INSTRUCTION: Spot every line with the word "labels" and return it.
========
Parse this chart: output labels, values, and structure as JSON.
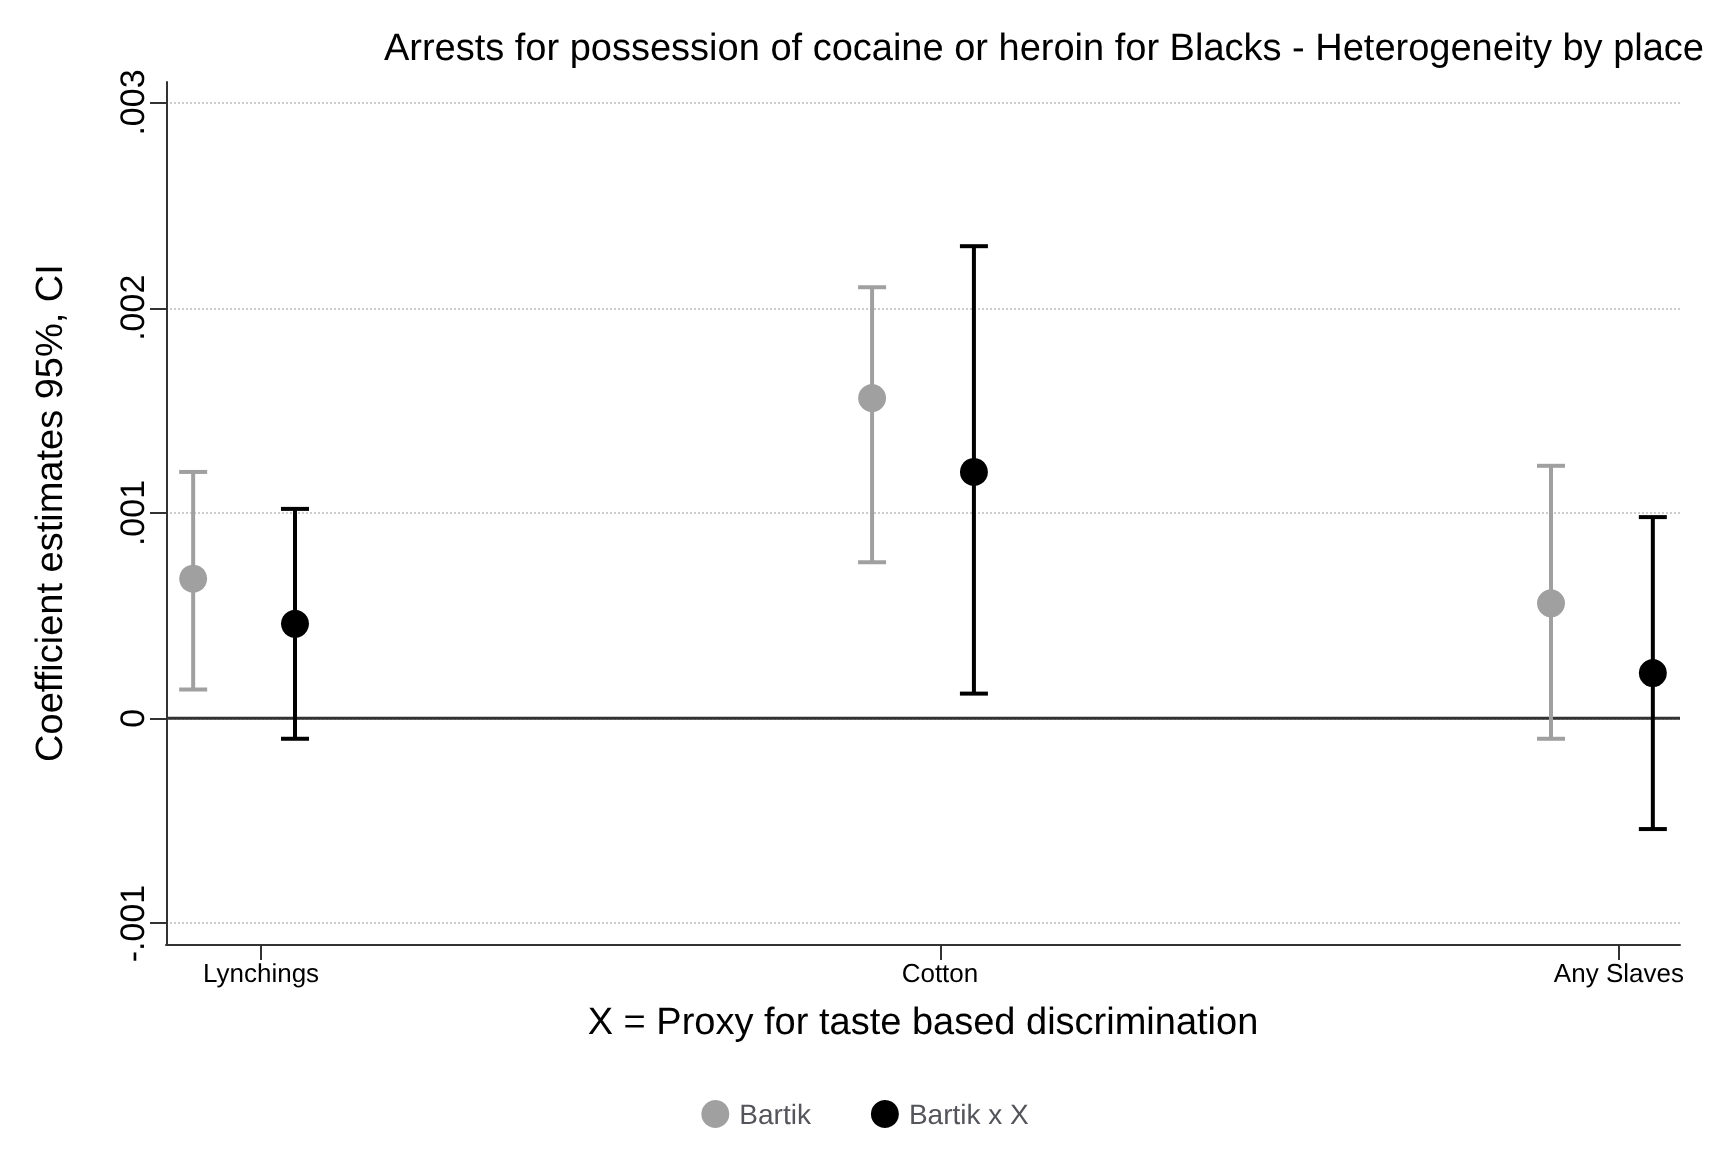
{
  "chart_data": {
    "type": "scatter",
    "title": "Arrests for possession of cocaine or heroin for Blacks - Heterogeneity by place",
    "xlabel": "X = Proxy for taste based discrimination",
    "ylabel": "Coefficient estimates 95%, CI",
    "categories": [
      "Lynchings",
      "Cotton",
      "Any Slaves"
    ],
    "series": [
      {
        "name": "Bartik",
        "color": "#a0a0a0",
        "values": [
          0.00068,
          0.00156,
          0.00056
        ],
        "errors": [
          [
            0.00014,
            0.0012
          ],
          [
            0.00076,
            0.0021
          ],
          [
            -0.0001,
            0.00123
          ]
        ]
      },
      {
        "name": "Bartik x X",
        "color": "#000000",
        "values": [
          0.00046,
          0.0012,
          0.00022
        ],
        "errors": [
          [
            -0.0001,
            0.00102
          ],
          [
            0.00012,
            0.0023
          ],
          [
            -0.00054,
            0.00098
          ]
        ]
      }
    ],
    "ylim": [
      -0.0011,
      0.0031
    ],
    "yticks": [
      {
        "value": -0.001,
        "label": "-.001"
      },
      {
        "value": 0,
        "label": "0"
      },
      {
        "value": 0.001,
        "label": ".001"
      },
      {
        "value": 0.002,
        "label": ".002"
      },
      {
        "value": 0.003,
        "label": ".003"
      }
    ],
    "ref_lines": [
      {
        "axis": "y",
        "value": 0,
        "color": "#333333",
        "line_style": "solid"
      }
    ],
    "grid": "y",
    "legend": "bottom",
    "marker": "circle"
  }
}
========
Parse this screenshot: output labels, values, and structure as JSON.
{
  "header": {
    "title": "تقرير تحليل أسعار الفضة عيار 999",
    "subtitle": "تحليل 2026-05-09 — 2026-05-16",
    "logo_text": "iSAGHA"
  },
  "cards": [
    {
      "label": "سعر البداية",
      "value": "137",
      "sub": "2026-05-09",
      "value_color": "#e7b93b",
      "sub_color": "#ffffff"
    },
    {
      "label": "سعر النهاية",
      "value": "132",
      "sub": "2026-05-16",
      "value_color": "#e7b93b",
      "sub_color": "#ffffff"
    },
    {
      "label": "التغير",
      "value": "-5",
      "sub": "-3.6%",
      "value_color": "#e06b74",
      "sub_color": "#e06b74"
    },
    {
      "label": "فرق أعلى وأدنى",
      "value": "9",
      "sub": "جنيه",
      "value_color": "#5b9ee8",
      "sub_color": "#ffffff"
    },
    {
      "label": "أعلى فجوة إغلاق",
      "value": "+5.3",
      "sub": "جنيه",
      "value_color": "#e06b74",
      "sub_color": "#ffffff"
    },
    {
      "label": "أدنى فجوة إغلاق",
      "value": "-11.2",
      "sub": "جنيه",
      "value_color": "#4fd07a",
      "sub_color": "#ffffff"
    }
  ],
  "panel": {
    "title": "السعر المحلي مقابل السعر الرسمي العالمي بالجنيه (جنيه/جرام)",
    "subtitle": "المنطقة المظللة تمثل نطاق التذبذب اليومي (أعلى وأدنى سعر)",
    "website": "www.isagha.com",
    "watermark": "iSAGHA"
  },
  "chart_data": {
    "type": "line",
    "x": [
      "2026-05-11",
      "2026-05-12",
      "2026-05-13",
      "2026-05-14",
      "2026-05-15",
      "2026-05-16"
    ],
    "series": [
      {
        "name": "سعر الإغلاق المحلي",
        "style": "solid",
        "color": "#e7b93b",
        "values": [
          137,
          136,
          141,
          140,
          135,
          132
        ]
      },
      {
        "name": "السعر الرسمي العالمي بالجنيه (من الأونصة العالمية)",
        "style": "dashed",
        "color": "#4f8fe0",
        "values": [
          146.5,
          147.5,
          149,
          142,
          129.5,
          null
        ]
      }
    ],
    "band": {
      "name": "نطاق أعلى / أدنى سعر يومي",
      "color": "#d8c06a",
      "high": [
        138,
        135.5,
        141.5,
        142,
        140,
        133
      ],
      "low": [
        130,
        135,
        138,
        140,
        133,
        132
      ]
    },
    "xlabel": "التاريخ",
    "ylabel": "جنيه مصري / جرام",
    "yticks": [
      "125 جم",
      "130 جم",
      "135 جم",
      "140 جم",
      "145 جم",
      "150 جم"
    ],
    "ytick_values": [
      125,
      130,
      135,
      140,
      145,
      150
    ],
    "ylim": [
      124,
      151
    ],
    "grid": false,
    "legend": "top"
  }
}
========
OUTPUT OF THE TASK:
Parse this chart: output labels, values, and structure as JSON.
Parse this screenshot: output labels, values, and structure as JSON.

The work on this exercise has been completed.